Source records:

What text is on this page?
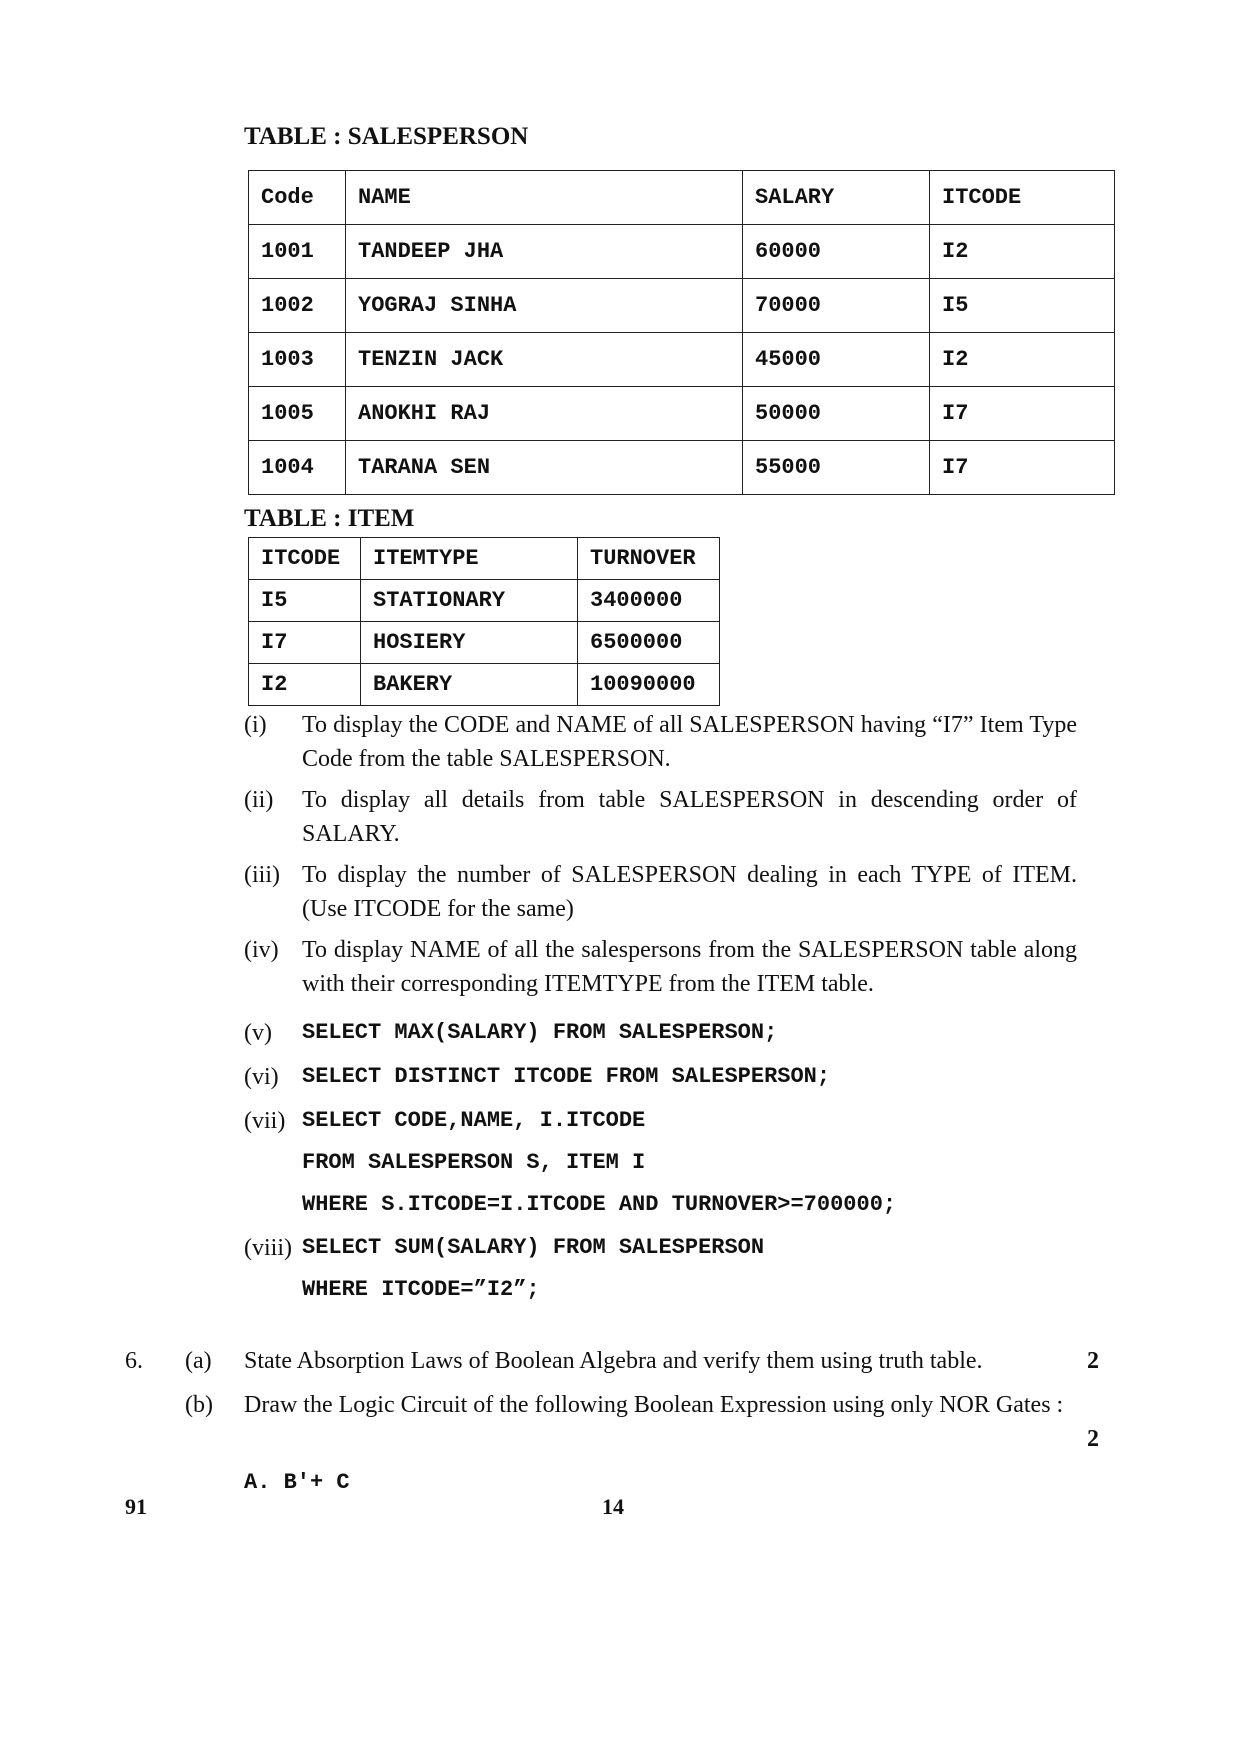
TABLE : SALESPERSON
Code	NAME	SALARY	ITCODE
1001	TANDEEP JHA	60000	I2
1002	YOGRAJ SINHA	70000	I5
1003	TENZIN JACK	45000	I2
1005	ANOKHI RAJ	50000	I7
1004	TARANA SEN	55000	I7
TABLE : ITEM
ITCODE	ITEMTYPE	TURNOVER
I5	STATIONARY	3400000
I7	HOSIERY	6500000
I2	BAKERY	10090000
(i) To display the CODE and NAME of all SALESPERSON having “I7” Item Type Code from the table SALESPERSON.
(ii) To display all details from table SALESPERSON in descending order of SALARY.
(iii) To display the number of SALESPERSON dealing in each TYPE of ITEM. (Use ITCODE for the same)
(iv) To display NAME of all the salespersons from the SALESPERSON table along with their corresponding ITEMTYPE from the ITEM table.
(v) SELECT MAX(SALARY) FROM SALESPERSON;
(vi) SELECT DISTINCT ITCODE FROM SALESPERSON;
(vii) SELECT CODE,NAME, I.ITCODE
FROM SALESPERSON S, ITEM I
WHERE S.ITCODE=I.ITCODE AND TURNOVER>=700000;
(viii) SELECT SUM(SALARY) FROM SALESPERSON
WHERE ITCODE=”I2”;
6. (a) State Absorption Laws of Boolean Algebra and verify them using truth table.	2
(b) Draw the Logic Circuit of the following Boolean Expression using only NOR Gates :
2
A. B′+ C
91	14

Required work:
Every line should be retyped exactly, with the pictures omitted.

Exercise result:
What text is on this page?
TABLE : SALESPERSON
Code	NAME	SALARY	ITCODE
1001	TANDEEP JHA	60000	I2
1002	YOGRAJ SINHA	70000	I5
1003	TENZIN JACK	45000	I2
1005	ANOKHI RAJ	50000	I7
1004	TARANA SEN	55000	I7
TABLE : ITEM
ITCODE	ITEMTYPE	TURNOVER
I5	STATIONARY	3400000
I7	HOSIERY	6500000
I2	BAKERY	10090000
(i) To display the CODE and NAME of all SALESPERSON having “I7” Item Type Code from the table SALESPERSON.
(ii) To display all details from table SALESPERSON in descending order of SALARY.
(iii) To display the number of SALESPERSON dealing in each TYPE of ITEM. (Use ITCODE for the same)
(iv) To display NAME of all the salespersons from the SALESPERSON table along with their corresponding ITEMTYPE from the ITEM table.
(v) SELECT MAX(SALARY) FROM SALESPERSON;
(vi) SELECT DISTINCT ITCODE FROM SALESPERSON;
(vii) SELECT CODE,NAME, I.ITCODE
FROM SALESPERSON S, ITEM I
WHERE S.ITCODE=I.ITCODE AND TURNOVER>=700000;
(viii) SELECT SUM(SALARY) FROM SALESPERSON
WHERE ITCODE=”I2”;
6. (a) State Absorption Laws of Boolean Algebra and verify them using truth table.	2
(b) Draw the Logic Circuit of the following Boolean Expression using only NOR Gates :
2
A. B′+ C
91	14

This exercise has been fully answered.